*ТЕКСТОВЫЙ БЛОК*.

-*-

В тихом омуте - Страница 44


К оглавлению

44

И «Русское знамя» уже мечтает о вожде этой революции, великом государственном деятеле, который «освободил бы связанного в клетке русского орла и дал бы ему вновь расправить могучие крылья на вольном просторе».

Это ли не романтика? Если довести ее до конца, то получится не более не менее как «новый Цезарь». Кесарианство в религии, цезаризм в политике — таковы два крыла надвигающейся «грозы».

Ну конечно, не так страшен черт, как его малюют: религиозная революция в России, хотя бы обратная, «черная», пока одинаково невообразима как для друзей, так и для врагов русского правительства. Не следует, однако, забывать, что именно в нашей, столь фантастической действительности иногда и невообразимое становится действительным. Кажется, это уже отчасти происходит на киевском съезде, хотя бы в принятом ходатайстве о принудительном отчуждении польских земель в Западном крае ad majorem Dei Gloriam, с крестными ходами и колокольным звоном, как именно и сказано в постановлении съезда; наряду с экспроприацией земель рекомендуются «возможно частые богослужения со звоном и торжественные крестные ходы». Пусть это бред, но не пробует ли осуществиться в этом бреду неимоверная мечта?

В заключение съезда председатель, архиепископ Антоний Волынский, заявил, что церковный собор возможен только при «восстановлении патриаршества»: самодержавие, которое, отменив патриаршество, обезглавило церковь, имеет будто бы не только право, но и призвание возглавить ее снова. Вот и другая сторона той же мечты: будущий патриарх Никон, русский папа, не есть ли единовременно и русский цезарь, тот таинственный избранник, который, по предвещанию «Русского знамени», блеснет как молния из надвинувшейся «грозы» и «освободит связанного в клетке орла»?

Повторяю, не только левым, но и правым, сохранившим остаток трезвости, все это кажется каким-то привидением, встающим из гроба при свете дня, которое должно, конечно, рассеяться от одной скептической улыбки, от одного напоминания о законе 17 апреля. Вот для чего и нужен этот закон: чтобы сделать навсегда невозможным явление таких романтических призраков. Недаром же киевский митрополит Флавиан написал следующее «прекрасное изречение»: «Свобода совести есть краеугольный камень всякого цивилизованного общества». Это, впрочем, с одной стороны, а с другой: знаменитый канонист, проф. Павлов, «твердо стоя на исторической почве, заявляет»: «С чисто церковной точки зрения нет и не может быть веротерпимости».

-*-

*НАБОР ЗАПИСЕЙ*.
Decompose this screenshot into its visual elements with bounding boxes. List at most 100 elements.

-*-

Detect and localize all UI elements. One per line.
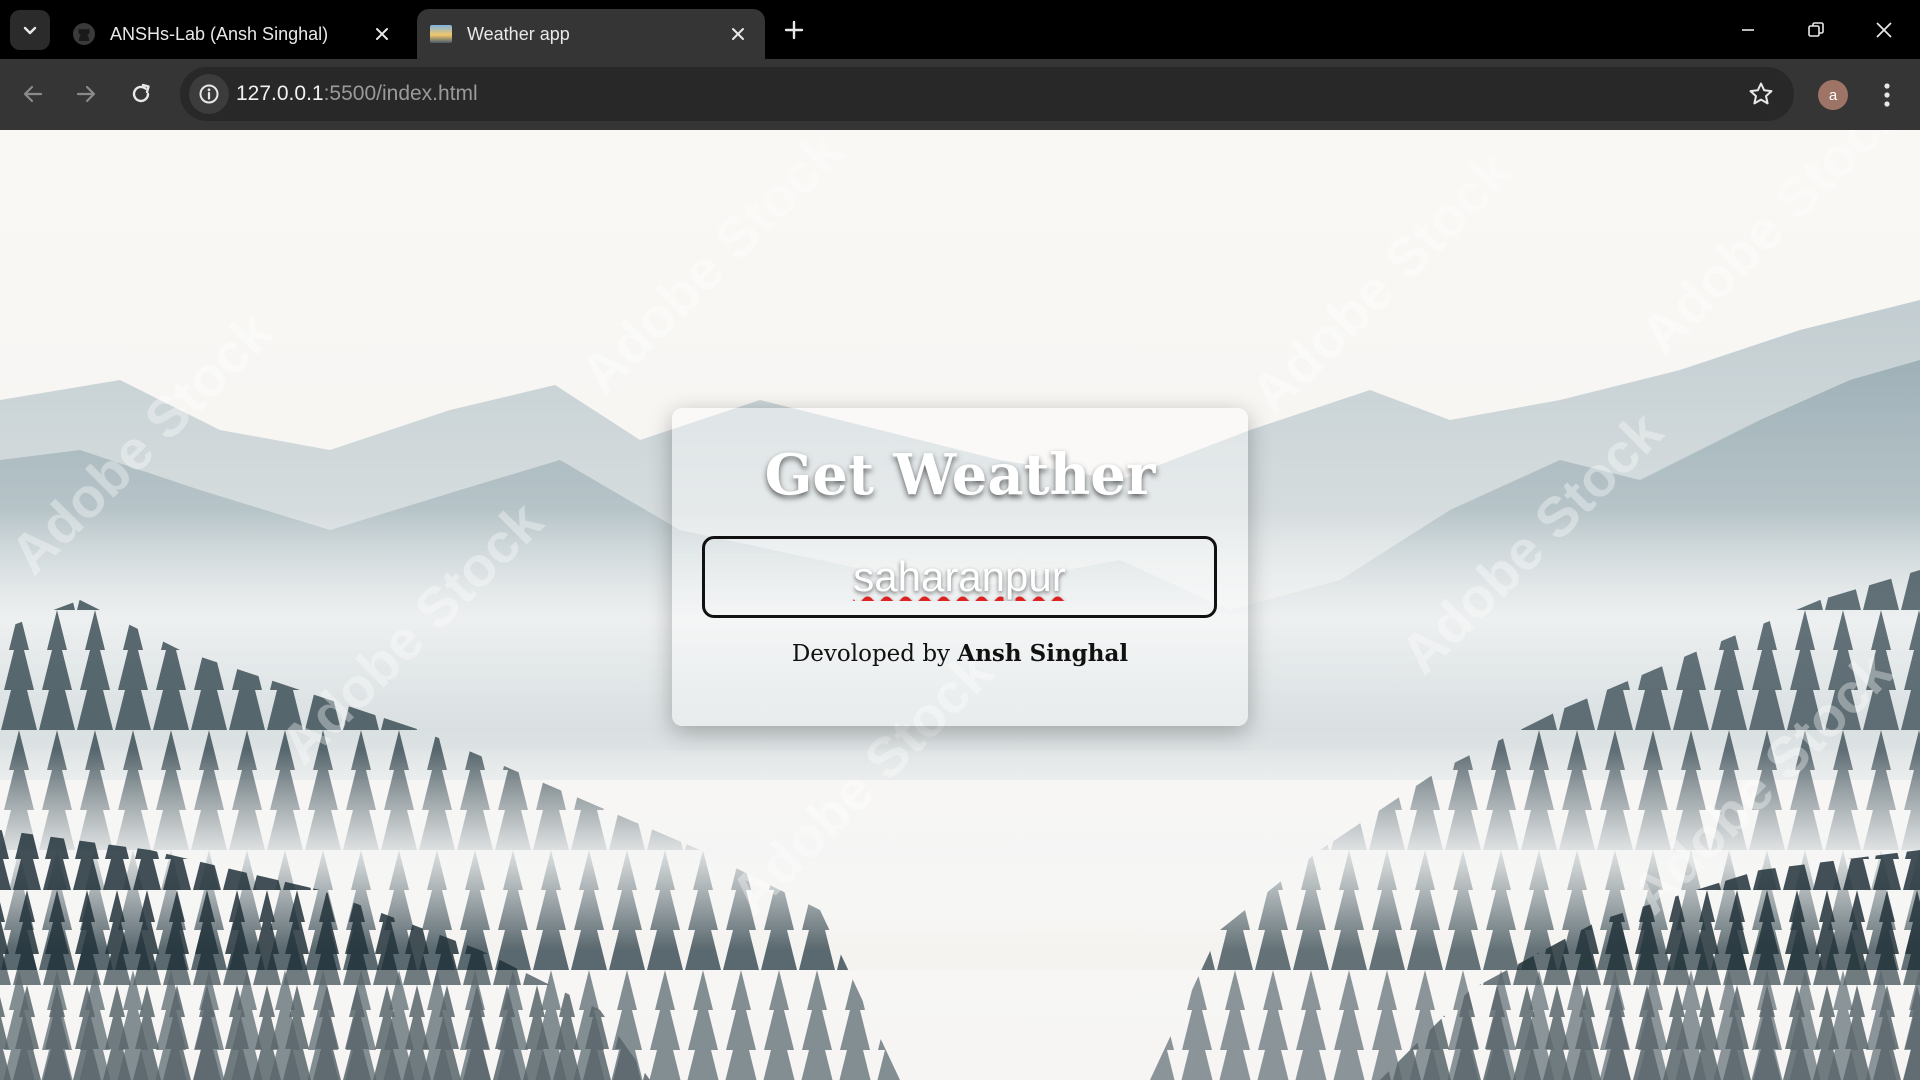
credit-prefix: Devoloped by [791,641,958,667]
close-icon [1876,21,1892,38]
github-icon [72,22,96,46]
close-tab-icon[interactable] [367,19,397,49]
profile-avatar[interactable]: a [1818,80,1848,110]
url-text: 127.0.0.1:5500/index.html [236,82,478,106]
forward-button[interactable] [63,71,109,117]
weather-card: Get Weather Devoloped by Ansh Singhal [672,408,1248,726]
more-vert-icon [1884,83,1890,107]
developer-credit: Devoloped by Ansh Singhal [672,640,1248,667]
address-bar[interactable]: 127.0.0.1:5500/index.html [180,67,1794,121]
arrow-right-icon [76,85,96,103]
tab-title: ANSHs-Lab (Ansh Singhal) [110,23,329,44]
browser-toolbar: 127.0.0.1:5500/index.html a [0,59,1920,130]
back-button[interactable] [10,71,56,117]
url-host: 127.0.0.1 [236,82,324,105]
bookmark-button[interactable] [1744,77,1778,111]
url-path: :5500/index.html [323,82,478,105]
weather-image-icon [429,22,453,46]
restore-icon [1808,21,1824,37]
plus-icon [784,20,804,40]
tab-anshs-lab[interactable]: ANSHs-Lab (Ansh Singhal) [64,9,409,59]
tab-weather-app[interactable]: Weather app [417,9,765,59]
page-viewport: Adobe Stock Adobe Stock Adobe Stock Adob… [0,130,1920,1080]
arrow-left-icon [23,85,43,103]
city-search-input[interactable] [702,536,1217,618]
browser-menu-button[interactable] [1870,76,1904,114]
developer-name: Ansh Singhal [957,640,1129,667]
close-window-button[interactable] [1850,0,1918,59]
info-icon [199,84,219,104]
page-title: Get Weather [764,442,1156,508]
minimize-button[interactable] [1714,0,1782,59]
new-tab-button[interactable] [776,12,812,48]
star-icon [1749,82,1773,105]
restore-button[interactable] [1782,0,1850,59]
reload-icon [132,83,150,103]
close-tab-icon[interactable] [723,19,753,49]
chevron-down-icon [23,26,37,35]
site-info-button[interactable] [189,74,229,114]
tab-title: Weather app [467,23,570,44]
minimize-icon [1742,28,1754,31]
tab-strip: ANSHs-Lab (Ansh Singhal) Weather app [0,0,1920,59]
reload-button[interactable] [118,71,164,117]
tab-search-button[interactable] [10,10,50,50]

-*-

*ЗАДАНИЯ*.
1) Кто был председателем киевского съезда, согласно текстовому блоку?
2) Определите, соответствуют ли текстовому блоку следующие утверждения, и подтвердите каждый ответ точной цитатой из него:
(a) председатель съезда связал возможность церковного собора с восстановлением патриаршества;
(b) слова о том, что с церковной точки зрения не может быть веротерпимости, принадлежат митрополиту Флавиану;
(c) наряду с экспроприацией земель съезд рекомендовал частые богослужения со звоном.

*ПОЛНЫЕ ОТВЕТЫ*.
1) Архиепископ Антоний Волынский.

2)
(a) Да: "церковный собор возможен только при «восстановлении патриаршества»".
(b) Нет: "знаменитый канонист, проф. Павлов, «твердо стоя на исторической почве, заявляет»: «С чисто церковной точки зрения нет и не может быть веротерпимости»".
(c) Да: "наряду с экспроприацией земель рекомендуются «возможно частые богослужения со звоном и торжественные крестные ходы»".